### PROBLEM STATEMENT
Copy out each line that mentions the word "пока".

(Saved entries)

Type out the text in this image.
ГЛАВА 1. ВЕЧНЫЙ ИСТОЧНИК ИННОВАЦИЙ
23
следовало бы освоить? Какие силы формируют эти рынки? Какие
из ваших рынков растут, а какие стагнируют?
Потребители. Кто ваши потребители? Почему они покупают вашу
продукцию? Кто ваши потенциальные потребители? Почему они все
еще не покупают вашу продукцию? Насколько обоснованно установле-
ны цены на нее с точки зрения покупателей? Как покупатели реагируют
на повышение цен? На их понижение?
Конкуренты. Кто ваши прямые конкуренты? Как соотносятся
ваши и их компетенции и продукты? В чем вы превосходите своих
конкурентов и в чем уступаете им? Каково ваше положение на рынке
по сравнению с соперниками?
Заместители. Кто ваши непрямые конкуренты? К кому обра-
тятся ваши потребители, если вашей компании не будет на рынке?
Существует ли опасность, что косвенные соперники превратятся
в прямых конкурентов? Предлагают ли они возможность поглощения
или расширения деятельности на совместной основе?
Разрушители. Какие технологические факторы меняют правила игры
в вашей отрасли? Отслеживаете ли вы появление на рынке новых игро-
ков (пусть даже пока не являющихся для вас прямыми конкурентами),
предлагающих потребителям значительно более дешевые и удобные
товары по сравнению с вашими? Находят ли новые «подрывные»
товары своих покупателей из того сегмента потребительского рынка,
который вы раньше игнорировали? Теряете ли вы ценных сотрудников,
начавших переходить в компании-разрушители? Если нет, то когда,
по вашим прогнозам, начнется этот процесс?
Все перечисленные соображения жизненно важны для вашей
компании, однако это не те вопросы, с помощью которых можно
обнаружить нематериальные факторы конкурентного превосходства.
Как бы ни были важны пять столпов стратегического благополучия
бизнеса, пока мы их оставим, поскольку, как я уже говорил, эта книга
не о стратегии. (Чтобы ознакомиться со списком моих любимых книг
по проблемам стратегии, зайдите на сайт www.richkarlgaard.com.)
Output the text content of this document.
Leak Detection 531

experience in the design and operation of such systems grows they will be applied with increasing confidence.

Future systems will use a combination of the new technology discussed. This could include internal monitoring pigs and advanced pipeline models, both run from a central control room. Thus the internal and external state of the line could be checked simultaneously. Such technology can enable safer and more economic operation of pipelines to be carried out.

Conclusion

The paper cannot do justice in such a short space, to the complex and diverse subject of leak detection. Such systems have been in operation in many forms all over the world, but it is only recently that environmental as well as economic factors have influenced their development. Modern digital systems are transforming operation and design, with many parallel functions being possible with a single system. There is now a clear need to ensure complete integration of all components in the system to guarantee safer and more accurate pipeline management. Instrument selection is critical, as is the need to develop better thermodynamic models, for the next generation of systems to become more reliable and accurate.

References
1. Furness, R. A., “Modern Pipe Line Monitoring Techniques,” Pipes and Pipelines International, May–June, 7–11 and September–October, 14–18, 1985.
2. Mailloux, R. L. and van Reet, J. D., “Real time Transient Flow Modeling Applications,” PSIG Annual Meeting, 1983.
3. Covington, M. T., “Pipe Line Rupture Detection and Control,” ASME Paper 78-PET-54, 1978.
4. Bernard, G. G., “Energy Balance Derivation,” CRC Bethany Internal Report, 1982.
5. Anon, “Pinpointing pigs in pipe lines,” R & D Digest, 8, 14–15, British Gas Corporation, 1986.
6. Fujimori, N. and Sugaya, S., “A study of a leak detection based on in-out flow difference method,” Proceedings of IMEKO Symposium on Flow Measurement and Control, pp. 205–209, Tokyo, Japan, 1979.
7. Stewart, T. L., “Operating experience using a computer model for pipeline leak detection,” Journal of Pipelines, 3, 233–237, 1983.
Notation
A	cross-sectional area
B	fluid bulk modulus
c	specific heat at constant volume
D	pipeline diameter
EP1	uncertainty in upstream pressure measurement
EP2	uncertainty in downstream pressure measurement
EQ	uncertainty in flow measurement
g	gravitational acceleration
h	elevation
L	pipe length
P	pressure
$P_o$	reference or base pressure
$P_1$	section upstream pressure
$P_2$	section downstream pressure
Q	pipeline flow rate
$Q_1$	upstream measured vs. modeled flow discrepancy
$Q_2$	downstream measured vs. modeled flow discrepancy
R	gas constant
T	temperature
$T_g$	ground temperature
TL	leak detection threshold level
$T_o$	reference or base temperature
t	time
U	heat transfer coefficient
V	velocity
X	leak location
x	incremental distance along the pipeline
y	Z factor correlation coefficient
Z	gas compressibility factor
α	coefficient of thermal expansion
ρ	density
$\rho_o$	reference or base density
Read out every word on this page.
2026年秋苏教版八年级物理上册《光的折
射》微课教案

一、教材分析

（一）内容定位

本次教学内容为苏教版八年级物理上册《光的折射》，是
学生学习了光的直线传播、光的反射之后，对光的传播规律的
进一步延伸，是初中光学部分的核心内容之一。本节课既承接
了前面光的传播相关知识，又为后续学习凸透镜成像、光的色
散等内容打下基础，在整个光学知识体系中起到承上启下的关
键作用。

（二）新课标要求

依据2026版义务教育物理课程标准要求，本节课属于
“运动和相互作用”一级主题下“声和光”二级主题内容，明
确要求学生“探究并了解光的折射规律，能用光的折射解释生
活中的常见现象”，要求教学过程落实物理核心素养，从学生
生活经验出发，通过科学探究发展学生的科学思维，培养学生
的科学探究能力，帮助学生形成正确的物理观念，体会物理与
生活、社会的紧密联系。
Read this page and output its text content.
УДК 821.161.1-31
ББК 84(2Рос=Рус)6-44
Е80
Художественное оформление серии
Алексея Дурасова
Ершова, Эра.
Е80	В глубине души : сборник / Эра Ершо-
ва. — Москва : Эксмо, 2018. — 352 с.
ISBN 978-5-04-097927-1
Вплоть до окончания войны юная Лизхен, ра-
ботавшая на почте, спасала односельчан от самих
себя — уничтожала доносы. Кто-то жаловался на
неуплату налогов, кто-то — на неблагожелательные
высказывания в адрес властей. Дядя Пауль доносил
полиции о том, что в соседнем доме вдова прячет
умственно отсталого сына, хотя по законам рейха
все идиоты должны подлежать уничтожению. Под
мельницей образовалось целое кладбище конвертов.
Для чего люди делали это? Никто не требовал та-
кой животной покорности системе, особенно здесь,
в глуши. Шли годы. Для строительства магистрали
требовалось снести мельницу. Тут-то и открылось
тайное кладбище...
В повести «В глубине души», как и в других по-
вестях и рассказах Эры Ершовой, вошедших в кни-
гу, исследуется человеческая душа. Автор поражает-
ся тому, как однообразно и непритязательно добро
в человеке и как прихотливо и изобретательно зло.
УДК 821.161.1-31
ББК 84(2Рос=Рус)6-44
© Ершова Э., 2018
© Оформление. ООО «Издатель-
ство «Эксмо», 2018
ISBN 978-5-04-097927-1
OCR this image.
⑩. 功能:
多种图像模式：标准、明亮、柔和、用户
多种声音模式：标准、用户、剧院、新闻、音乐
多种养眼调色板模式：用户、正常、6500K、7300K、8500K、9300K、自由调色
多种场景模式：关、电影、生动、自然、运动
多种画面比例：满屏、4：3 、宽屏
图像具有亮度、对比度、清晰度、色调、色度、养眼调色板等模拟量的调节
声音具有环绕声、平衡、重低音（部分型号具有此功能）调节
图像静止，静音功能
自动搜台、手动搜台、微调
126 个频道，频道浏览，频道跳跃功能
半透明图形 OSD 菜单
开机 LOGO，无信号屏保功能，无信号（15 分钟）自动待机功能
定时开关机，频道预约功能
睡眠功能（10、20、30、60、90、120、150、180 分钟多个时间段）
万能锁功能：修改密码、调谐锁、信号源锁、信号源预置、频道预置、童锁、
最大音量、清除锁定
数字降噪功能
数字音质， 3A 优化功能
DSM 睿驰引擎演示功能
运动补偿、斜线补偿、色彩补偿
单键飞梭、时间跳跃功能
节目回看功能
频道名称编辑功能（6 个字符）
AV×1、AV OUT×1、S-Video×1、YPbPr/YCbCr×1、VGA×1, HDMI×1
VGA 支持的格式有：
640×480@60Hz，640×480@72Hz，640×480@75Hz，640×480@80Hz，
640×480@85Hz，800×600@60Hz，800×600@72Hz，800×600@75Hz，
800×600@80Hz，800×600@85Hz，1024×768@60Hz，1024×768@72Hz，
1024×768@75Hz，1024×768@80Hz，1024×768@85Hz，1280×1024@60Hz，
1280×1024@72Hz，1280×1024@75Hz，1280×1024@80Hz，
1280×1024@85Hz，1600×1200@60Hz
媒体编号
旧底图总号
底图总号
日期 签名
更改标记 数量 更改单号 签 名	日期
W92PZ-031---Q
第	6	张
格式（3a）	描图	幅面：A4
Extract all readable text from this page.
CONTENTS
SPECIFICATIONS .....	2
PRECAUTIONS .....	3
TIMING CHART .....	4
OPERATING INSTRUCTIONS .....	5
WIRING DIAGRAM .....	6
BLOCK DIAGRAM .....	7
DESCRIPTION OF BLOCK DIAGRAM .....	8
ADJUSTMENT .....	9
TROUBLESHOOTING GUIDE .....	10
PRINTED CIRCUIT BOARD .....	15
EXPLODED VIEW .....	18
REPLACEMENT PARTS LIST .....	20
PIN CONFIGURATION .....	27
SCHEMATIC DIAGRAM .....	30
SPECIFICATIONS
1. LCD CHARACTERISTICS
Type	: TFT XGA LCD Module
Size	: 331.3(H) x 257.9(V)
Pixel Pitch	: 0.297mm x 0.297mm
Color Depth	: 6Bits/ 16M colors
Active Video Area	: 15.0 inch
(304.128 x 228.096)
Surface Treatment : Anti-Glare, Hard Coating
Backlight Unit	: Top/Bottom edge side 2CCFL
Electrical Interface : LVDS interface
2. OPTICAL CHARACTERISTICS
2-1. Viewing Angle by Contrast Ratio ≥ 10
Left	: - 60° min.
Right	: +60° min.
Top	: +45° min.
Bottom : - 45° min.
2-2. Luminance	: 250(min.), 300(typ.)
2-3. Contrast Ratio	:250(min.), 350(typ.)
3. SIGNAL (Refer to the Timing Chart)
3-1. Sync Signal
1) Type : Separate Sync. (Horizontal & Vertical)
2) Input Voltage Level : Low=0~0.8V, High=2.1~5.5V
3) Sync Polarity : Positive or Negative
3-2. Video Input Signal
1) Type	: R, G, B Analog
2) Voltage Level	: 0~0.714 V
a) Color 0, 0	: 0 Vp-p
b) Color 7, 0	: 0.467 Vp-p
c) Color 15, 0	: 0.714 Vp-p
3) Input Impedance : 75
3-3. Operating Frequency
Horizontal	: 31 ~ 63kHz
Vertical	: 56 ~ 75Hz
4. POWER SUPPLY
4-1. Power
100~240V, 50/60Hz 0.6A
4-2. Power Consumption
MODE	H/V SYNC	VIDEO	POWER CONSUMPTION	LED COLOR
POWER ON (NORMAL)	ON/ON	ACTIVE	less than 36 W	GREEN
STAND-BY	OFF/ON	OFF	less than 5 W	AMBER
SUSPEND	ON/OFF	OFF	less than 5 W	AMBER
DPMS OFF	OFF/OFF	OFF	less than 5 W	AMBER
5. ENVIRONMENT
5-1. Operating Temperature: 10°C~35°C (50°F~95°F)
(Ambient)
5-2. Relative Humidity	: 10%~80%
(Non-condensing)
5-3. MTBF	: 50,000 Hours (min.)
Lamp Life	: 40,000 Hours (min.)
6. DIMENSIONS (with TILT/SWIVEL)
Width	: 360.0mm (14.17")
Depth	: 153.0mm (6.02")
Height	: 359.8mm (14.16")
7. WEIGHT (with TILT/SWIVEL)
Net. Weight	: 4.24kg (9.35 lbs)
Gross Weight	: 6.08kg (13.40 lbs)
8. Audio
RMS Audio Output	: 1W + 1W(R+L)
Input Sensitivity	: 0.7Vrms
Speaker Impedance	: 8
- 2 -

### THE OUTPUT
ков (пусть даже пока не являющихся для вас прямыми конкурентами),
бизнеса, пока мы их оставим, поскольку, как я уже говорил, эта книга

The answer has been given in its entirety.